### Task
Print, exactly and completely, every entry in the data.

### Extracted records
^^^^^^^^^^^^^^^^
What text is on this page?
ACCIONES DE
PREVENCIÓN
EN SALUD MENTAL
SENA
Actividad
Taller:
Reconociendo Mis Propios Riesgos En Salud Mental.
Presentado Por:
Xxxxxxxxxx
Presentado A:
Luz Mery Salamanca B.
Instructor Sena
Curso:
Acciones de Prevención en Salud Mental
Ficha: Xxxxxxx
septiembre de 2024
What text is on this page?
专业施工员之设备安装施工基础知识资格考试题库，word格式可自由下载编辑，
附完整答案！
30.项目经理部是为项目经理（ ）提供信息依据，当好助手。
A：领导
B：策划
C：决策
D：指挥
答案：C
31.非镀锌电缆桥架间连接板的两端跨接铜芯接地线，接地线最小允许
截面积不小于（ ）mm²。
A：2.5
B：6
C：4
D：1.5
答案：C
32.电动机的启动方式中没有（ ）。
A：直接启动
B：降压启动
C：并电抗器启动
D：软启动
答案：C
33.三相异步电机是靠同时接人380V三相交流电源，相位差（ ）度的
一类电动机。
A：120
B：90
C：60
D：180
^^^^^^^^^^^^^^^^
### Solution to this task
What text is on this page?
ACCIONES DE
PREVENCIÓN
EN SALUD MENTAL
SENA
Actividad
Taller:
Reconociendo Mis Propios Riesgos En Salud Mental.
Presentado Por:
Xxxxxxxxxx
Presentado A:
Luz Mery Salamanca B.
Instructor Sena
Curso:
Acciones de Prevención en Salud Mental
Ficha: Xxxxxxx
septiembre de 2024
What text is on this page?
专业施工员之设备安装施工基础知识资格考试题库，word格式可自由下载编辑，
附完整答案！
30.项目经理部是为项目经理（ ）提供信息依据，当好助手。
A：领导
B：策划
C：决策
D：指挥
答案：C
31.非镀锌电缆桥架间连接板的两端跨接铜芯接地线，接地线最小允许
截面积不小于（ ）mm²。
A：2.5
B：6
C：4
D：1.5
答案：C
32.电动机的启动方式中没有（ ）。
A：直接启动
B：降压启动
C：并电抗器启动
D：软启动
答案：C
33.三相异步电机是靠同时接人380V三相交流电源，相位差（ ）度的
一类电动机。
A：120
B：90
C：60
D：180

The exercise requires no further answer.